§ **YOUR INSTRUCTIONS**
Transcribe the records that follow exactly. Skip the pictures.
━━━ RECORD LIST ━━━
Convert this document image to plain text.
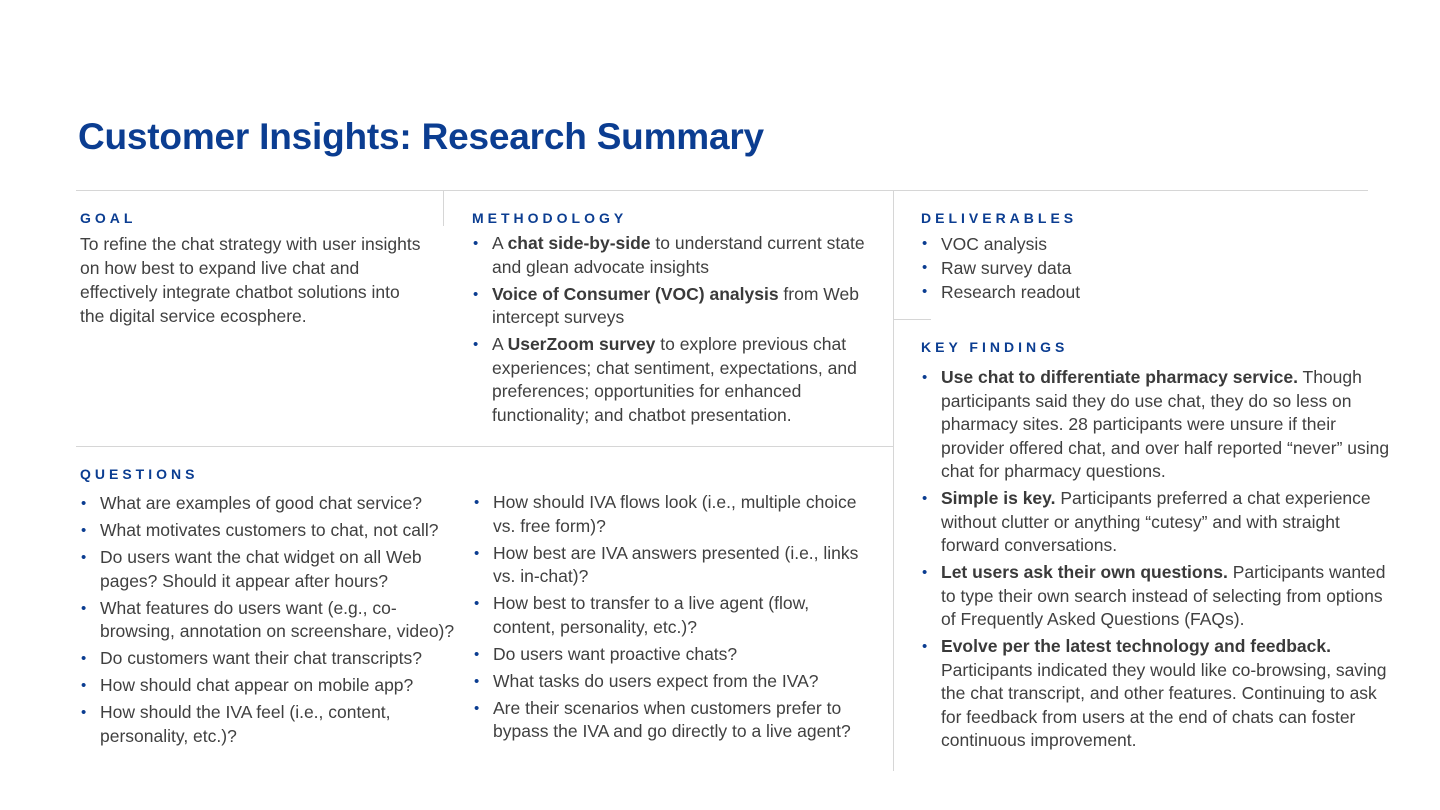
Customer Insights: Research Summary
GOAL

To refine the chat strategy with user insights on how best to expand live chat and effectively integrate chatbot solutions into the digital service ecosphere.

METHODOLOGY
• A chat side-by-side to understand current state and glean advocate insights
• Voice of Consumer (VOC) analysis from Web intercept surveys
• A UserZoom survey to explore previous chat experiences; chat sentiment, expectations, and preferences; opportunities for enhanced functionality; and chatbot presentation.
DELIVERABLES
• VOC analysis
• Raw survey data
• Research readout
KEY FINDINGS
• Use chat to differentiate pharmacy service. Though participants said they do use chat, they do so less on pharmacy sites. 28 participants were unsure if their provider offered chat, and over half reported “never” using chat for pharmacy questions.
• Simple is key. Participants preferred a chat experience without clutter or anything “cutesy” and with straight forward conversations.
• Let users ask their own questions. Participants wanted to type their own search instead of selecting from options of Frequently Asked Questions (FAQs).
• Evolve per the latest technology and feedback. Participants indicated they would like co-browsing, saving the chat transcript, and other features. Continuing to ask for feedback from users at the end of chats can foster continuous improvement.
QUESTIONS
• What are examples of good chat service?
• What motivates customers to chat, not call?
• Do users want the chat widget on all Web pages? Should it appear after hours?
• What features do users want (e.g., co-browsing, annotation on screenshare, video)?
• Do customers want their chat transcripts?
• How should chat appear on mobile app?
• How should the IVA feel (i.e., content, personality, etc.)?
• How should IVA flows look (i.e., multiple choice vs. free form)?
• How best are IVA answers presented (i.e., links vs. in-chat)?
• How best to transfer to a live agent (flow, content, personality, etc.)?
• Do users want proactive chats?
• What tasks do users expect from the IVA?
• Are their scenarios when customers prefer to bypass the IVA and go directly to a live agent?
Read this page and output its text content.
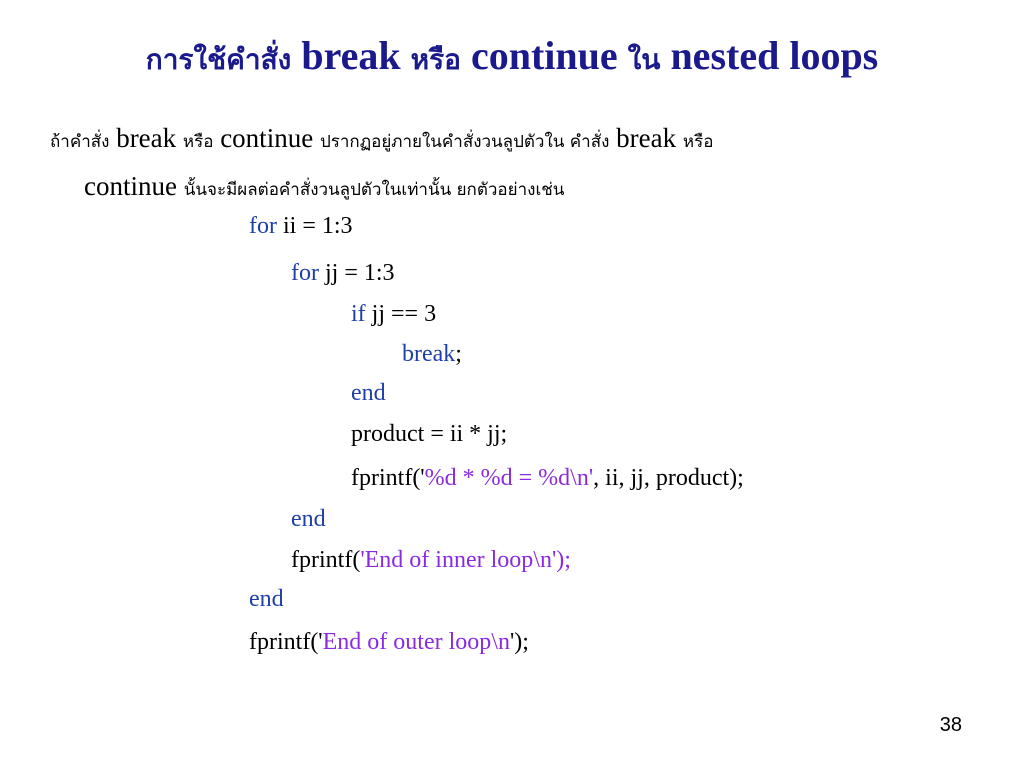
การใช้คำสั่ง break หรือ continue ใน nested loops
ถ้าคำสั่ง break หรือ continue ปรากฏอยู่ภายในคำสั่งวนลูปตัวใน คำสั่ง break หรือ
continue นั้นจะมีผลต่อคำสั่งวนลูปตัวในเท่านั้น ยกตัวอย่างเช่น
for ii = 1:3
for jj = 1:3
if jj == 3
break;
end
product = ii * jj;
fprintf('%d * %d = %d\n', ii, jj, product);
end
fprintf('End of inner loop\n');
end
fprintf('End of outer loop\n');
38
━━━
§ **TASK SOLUTION**
Convert this document image to plain text.
Customer Insights: Research Summary
GOAL

To refine the chat strategy with user insights on how best to expand live chat and effectively integrate chatbot solutions into the digital service ecosphere.

METHODOLOGY
• A chat side-by-side to understand current state and glean advocate insights
• Voice of Consumer (VOC) analysis from Web intercept surveys
• A UserZoom survey to explore previous chat experiences; chat sentiment, expectations, and preferences; opportunities for enhanced functionality; and chatbot presentation.
DELIVERABLES
• VOC analysis
• Raw survey data
• Research readout
KEY FINDINGS
• Use chat to differentiate pharmacy service. Though participants said they do use chat, they do so less on pharmacy sites. 28 participants were unsure if their provider offered chat, and over half reported “never” using chat for pharmacy questions.
• Simple is key. Participants preferred a chat experience without clutter or anything “cutesy” and with straight forward conversations.
• Let users ask their own questions. Participants wanted to type their own search instead of selecting from options of Frequently Asked Questions (FAQs).
• Evolve per the latest technology and feedback. Participants indicated they would like co-browsing, saving the chat transcript, and other features. Continuing to ask for feedback from users at the end of chats can foster continuous improvement.
QUESTIONS
• What are examples of good chat service?
• What motivates customers to chat, not call?
• Do users want the chat widget on all Web pages? Should it appear after hours?
• What features do users want (e.g., co-browsing, annotation on screenshare, video)?
• Do customers want their chat transcripts?
• How should chat appear on mobile app?
• How should the IVA feel (i.e., content, personality, etc.)?
• How should IVA flows look (i.e., multiple choice vs. free form)?
• How best are IVA answers presented (i.e., links vs. in-chat)?
• How best to transfer to a live agent (flow, content, personality, etc.)?
• Do users want proactive chats?
• What tasks do users expect from the IVA?
• Are their scenarios when customers prefer to bypass the IVA and go directly to a live agent?
Read this page and output its text content.
การใช้คำสั่ง break หรือ continue ใน nested loops
ถ้าคำสั่ง break หรือ continue ปรากฏอยู่ภายในคำสั่งวนลูปตัวใน คำสั่ง break หรือ
continue นั้นจะมีผลต่อคำสั่งวนลูปตัวในเท่านั้น ยกตัวอย่างเช่น
for ii = 1:3
for jj = 1:3
if jj == 3
break;
end
product = ii * jj;
fprintf('%d * %d = %d\n', ii, jj, product);
end
fprintf('End of inner loop\n');
end
fprintf('End of outer loop\n');
38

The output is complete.